(Figure dataset records)
━━━━━━━━━━━━━━━━━━━━━━━━━━━━━━
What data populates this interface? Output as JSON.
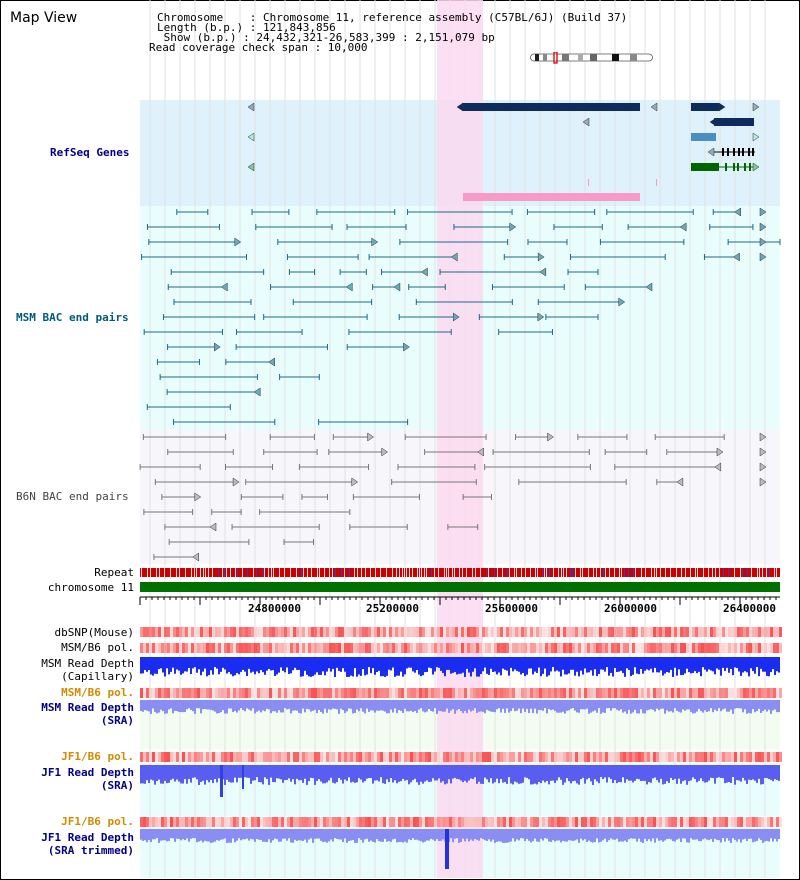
{
  "header": {
    "map_title": "Map View",
    "chromosome_line": "Chromosome    : Chromosome 11, reference assembly (C57BL/6J) (Build 37)",
    "length_line": "Length (b.p.) : 121,843,856",
    "show_line": " Show (b.p.) : 24,432,321-26,583,399 : 2,151,079 bp",
    "coverage_line": "Read coverage check span : 10,000"
  },
  "tracks": {
    "refseq": "RefSeq Genes",
    "msm_bac": "MSM BAC end pairs",
    "b6n_bac": "B6N BAC end pairs",
    "repeat": "Repeat",
    "chromosome": "chromosome 11",
    "dbsnp": "dbSNP(Mouse)",
    "msm_b6_pol_1": "MSM/B6 pol.",
    "msm_read_depth_cap_1": "MSM Read Depth",
    "msm_read_depth_cap_2": "(Capillary)",
    "msm_b6_pol_2": "MSM/B6 pol.",
    "msm_read_depth_sra_1": "MSM Read Depth",
    "msm_read_depth_sra_2": "(SRA)",
    "jf1_b6_pol_1": "JF1/B6 pol.",
    "jf1_read_depth_sra_1": "JF1 Read Depth",
    "jf1_read_depth_sra_2": "(SRA)",
    "jf1_b6_pol_2": "JF1/B6 pol.",
    "jf1_read_depth_trim_1": "JF1 Read Depth",
    "jf1_read_depth_trim_2": "(SRA trimmed)"
  },
  "axis": {
    "ticks": [
      "24800000",
      "25200000",
      "25600000",
      "26000000",
      "26400000"
    ]
  },
  "colors": {
    "refseq_bg": "#dff2fb",
    "msm_bg": "#eafdfd",
    "b6n_bg": "#f7f7fb",
    "highlight": "#fbd9f0",
    "navy_label": "#000088",
    "teal_label": "#005a7a",
    "gray_label": "#444444",
    "orange_label": "#d48a00",
    "gene_dark": "#0d2c5c",
    "gene_green": "#006400",
    "gene_pink": "#f79ac8",
    "bac_teal": "#1a6a88",
    "bac_gray": "#777777",
    "chromosome_green": "#007000",
    "depth_blue": "#0000ee",
    "depth_lavender": "#7b7bf0"
  }
}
━━━━━━━━━━━━━━━━━━━━━━━━━━━━━━
▸ **Goal of the exercise**:
All of the data above needs to be retyped exactly, with the pictures removed.

▸ **Response area**:
What data populates this interface? Output as JSON.
{
  "header": {
    "map_title": "Map View",
    "chromosome_line": "Chromosome    : Chromosome 11, reference assembly (C57BL/6J) (Build 37)",
    "length_line": "Length (b.p.) : 121,843,856",
    "show_line": " Show (b.p.) : 24,432,321-26,583,399 : 2,151,079 bp",
    "coverage_line": "Read coverage check span : 10,000"
  },
  "tracks": {
    "refseq": "RefSeq Genes",
    "msm_bac": "MSM BAC end pairs",
    "b6n_bac": "B6N BAC end pairs",
    "repeat": "Repeat",
    "chromosome": "chromosome 11",
    "dbsnp": "dbSNP(Mouse)",
    "msm_b6_pol_1": "MSM/B6 pol.",
    "msm_read_depth_cap_1": "MSM Read Depth",
    "msm_read_depth_cap_2": "(Capillary)",
    "msm_b6_pol_2": "MSM/B6 pol.",
    "msm_read_depth_sra_1": "MSM Read Depth",
    "msm_read_depth_sra_2": "(SRA)",
    "jf1_b6_pol_1": "JF1/B6 pol.",
    "jf1_read_depth_sra_1": "JF1 Read Depth",
    "jf1_read_depth_sra_2": "(SRA)",
    "jf1_b6_pol_2": "JF1/B6 pol.",
    "jf1_read_depth_trim_1": "JF1 Read Depth",
    "jf1_read_depth_trim_2": "(SRA trimmed)"
  },
  "axis": {
    "ticks": [
      "24800000",
      "25200000",
      "25600000",
      "26000000",
      "26400000"
    ]
  },
  "colors": {
    "refseq_bg": "#dff2fb",
    "msm_bg": "#eafdfd",
    "b6n_bg": "#f7f7fb",
    "highlight": "#fbd9f0",
    "navy_label": "#000088",
    "teal_label": "#005a7a",
    "gray_label": "#444444",
    "orange_label": "#d48a00",
    "gene_dark": "#0d2c5c",
    "gene_green": "#006400",
    "gene_pink": "#f79ac8",
    "bac_teal": "#1a6a88",
    "bac_gray": "#777777",
    "chromosome_green": "#007000",
    "depth_blue": "#0000ee",
    "depth_lavender": "#7b7bf0"
  }
}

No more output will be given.